# Records supplied
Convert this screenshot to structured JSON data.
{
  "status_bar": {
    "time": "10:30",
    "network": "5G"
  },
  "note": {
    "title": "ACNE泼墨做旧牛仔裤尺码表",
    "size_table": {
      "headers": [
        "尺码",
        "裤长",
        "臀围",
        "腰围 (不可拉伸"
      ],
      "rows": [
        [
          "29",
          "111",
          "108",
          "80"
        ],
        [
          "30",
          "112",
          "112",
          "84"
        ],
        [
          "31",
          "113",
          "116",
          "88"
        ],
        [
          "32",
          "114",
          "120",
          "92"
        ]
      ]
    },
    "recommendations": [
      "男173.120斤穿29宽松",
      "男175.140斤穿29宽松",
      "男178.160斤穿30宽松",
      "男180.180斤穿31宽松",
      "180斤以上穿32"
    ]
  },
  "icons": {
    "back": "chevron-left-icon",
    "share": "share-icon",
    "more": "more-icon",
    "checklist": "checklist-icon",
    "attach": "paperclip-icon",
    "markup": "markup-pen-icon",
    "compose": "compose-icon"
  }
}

# What to work on
Would you give the material above again, complete and exact?

# Right answer
Convert this screenshot to structured JSON data.
{
  "status_bar": {
    "time": "10:30",
    "network": "5G"
  },
  "note": {
    "title": "ACNE泼墨做旧牛仔裤尺码表",
    "size_table": {
      "headers": [
        "尺码",
        "裤长",
        "臀围",
        "腰围 (不可拉伸"
      ],
      "rows": [
        [
          "29",
          "111",
          "108",
          "80"
        ],
        [
          "30",
          "112",
          "112",
          "84"
        ],
        [
          "31",
          "113",
          "116",
          "88"
        ],
        [
          "32",
          "114",
          "120",
          "92"
        ]
      ]
    },
    "recommendations": [
      "男173.120斤穿29宽松",
      "男175.140斤穿29宽松",
      "男178.160斤穿30宽松",
      "男180.180斤穿31宽松",
      "180斤以上穿32"
    ]
  },
  "icons": {
    "back": "chevron-left-icon",
    "share": "share-icon",
    "more": "more-icon",
    "checklist": "checklist-icon",
    "attach": "paperclip-icon",
    "markup": "markup-pen-icon",
    "compose": "compose-icon"
  }
}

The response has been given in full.